PROVIDED ENTRIES:
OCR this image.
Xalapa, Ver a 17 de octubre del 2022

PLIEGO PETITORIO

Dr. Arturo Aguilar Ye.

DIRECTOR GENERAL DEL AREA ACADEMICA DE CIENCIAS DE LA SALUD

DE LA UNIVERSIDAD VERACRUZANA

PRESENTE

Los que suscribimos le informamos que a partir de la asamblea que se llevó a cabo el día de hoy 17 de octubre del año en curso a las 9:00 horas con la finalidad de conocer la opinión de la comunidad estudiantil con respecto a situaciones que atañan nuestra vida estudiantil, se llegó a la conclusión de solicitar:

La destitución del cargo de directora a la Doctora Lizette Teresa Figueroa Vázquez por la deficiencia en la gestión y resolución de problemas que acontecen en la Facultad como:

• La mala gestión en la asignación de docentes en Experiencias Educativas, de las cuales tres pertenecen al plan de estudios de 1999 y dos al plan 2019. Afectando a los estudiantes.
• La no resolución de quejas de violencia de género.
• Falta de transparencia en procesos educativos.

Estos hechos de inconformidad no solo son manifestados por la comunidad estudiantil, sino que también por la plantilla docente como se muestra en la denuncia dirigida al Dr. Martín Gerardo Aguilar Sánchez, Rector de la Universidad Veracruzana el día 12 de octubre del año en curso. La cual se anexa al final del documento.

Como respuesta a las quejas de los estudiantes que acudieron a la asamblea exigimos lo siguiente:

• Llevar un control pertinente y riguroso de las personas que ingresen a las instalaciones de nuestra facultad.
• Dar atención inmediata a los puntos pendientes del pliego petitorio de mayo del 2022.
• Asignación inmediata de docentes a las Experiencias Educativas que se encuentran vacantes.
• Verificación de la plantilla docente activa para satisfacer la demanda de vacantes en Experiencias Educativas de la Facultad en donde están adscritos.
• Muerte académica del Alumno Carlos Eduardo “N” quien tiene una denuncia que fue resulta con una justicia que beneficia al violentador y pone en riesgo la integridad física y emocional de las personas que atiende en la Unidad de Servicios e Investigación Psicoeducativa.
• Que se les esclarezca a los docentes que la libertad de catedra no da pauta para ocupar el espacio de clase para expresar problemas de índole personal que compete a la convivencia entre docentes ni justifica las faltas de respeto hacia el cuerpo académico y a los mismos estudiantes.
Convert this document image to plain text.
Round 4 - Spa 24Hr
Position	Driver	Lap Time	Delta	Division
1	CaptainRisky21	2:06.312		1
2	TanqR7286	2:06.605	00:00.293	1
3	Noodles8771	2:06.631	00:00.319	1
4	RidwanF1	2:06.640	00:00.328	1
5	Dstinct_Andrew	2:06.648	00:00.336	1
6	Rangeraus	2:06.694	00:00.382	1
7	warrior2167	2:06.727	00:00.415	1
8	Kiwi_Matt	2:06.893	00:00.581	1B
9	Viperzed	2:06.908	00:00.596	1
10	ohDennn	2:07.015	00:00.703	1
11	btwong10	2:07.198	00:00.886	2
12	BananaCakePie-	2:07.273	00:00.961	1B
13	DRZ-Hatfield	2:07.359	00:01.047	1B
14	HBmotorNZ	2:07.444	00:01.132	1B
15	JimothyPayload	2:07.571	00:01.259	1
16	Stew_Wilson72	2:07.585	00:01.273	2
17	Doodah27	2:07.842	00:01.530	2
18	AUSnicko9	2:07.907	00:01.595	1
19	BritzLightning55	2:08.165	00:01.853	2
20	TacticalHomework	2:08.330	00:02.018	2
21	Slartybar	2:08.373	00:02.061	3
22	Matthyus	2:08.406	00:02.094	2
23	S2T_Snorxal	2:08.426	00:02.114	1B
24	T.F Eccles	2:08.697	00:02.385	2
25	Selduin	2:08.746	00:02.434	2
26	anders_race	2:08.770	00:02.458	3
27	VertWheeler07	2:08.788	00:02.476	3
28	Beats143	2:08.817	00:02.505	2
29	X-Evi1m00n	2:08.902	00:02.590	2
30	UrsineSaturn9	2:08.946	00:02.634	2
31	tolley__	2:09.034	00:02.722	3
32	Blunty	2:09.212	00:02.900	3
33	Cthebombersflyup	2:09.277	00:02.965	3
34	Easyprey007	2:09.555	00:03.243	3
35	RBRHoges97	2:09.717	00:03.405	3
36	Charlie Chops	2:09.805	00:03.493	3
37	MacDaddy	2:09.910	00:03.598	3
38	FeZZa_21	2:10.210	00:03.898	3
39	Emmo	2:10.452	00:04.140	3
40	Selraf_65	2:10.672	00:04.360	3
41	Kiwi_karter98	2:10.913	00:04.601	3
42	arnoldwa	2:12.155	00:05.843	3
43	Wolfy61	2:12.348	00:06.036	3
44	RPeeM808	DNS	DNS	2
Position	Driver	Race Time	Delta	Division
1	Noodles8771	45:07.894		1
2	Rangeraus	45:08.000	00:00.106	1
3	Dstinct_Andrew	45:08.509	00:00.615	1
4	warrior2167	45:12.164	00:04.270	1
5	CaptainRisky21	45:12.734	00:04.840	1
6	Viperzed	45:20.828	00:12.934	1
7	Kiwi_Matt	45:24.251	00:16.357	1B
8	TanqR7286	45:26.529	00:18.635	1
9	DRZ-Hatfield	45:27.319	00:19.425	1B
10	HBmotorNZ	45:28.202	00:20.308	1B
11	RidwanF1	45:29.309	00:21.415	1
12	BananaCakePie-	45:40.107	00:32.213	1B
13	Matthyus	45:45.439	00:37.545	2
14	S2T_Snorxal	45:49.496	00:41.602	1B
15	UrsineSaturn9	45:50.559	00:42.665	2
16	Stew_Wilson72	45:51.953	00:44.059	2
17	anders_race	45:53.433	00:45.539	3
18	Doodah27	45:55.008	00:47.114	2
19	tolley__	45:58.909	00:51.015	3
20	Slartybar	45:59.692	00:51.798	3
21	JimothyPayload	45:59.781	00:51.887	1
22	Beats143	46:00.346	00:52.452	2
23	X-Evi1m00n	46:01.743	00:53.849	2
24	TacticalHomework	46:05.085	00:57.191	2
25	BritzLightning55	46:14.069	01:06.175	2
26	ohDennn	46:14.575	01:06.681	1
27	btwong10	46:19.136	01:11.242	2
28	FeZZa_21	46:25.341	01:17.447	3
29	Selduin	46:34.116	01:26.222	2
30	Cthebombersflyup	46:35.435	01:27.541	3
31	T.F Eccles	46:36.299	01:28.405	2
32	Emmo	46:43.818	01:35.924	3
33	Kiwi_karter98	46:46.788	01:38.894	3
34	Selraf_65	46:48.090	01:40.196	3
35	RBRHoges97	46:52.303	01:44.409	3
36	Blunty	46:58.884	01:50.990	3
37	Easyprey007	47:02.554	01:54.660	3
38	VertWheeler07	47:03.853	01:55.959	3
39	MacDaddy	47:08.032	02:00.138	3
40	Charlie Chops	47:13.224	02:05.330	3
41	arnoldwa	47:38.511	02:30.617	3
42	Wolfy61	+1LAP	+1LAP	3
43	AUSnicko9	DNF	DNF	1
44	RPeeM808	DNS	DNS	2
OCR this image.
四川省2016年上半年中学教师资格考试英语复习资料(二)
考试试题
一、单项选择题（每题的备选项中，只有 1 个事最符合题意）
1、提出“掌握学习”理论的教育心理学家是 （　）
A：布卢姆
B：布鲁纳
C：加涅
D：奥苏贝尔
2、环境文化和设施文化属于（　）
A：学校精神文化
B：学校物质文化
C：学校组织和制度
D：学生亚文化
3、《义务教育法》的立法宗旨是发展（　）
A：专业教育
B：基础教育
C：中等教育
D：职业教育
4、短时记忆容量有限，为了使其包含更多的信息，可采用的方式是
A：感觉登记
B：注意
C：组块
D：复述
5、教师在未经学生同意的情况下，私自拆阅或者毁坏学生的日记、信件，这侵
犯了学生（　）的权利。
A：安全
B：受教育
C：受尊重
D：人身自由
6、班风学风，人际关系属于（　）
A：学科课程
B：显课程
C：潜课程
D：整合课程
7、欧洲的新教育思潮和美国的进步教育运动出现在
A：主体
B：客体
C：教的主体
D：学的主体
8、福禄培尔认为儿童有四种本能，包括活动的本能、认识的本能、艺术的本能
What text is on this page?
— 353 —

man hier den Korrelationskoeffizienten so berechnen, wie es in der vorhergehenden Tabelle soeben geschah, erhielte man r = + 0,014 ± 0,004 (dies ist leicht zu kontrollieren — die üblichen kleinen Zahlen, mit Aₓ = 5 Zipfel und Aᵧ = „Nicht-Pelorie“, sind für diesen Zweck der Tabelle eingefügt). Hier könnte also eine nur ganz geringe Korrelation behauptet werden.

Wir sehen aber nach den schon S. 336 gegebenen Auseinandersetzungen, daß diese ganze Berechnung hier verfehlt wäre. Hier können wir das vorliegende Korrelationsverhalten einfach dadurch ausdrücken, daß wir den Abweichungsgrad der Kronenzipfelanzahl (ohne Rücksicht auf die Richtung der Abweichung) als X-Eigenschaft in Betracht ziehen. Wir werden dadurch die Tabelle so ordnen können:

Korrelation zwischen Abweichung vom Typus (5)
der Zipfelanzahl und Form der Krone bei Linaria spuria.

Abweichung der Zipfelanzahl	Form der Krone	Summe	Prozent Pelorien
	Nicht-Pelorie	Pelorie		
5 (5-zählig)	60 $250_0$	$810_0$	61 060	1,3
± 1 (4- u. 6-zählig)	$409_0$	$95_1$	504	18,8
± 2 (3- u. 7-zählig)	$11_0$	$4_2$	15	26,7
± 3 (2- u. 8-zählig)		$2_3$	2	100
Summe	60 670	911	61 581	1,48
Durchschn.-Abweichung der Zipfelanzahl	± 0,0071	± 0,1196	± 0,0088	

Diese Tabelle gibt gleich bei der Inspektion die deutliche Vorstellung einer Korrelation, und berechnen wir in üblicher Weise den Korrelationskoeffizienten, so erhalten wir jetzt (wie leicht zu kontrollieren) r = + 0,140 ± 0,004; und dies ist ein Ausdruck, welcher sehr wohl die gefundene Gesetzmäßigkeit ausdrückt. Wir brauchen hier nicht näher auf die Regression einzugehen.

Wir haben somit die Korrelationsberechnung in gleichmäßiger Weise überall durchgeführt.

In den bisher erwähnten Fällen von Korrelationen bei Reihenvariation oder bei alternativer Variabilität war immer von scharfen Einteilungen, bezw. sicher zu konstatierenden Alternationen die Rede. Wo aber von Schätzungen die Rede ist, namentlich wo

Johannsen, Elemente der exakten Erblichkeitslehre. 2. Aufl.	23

TASK INSTRUCTIONS:
Collect the complete line wherever the string "leicht" appears in the records.

OUTPUT OF THE TASK:
man hier den Korrelationskoeffizienten so berechnen, wie es in der vorhergehenden Tabelle soeben geschah, erhielte man r = + 0,014 ± 0,004 (dies ist leicht zu kontrollieren — die üblichen kleinen Zahlen, mit Aₓ = 5 Zipfel und Aᵧ = „Nicht-Pelorie“, sind für diesen Zweck der Tabelle eingefügt). Hier könnte also eine nur ganz geringe Korrelation behauptet werden.
Diese Tabelle gibt gleich bei der Inspektion die deutliche Vorstellung einer Korrelation, und berechnen wir in üblicher Weise den Korrelationskoeffizienten, so erhalten wir jetzt (wie leicht zu kontrollieren) r = + 0,140 ± 0,004; und dies ist ein Ausdruck, welcher sehr wohl die gefundene Gesetzmäßigkeit ausdrückt. Wir brauchen hier nicht näher auf die Regression einzugehen.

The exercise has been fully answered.